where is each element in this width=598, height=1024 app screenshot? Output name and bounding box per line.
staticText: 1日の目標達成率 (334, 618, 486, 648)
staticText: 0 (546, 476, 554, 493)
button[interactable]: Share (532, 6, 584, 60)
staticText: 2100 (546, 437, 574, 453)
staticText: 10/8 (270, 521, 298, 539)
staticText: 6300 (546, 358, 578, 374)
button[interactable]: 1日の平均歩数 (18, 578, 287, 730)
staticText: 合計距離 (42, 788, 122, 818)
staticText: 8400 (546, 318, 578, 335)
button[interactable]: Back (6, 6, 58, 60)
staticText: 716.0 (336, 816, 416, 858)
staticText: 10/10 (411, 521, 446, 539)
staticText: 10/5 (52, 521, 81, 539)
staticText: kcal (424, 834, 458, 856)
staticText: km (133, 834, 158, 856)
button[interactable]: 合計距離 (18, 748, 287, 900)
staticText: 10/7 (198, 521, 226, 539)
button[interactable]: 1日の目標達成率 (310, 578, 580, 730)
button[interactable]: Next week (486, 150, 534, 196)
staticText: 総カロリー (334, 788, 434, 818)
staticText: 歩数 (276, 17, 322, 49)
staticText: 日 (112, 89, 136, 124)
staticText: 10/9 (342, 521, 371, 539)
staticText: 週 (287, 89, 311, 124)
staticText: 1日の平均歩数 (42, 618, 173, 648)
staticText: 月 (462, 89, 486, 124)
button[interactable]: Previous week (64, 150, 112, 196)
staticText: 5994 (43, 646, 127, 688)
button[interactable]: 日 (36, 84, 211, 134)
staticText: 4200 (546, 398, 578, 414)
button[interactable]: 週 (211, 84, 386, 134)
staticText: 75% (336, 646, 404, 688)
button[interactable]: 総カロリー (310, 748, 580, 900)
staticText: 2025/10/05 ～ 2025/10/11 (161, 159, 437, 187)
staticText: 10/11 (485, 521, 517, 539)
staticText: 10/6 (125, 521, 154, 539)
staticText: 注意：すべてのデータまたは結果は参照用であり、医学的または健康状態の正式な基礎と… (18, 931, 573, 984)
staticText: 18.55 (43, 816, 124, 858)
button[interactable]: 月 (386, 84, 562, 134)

Work to complete: Filter the rows above, keeping every line that contains the string "合計距離" with case matching exactly, and copy each kept line.

Solution for this exercise:
staticText: 合計距離 (42, 788, 122, 818)
button[interactable]: 合計距離 (18, 748, 287, 900)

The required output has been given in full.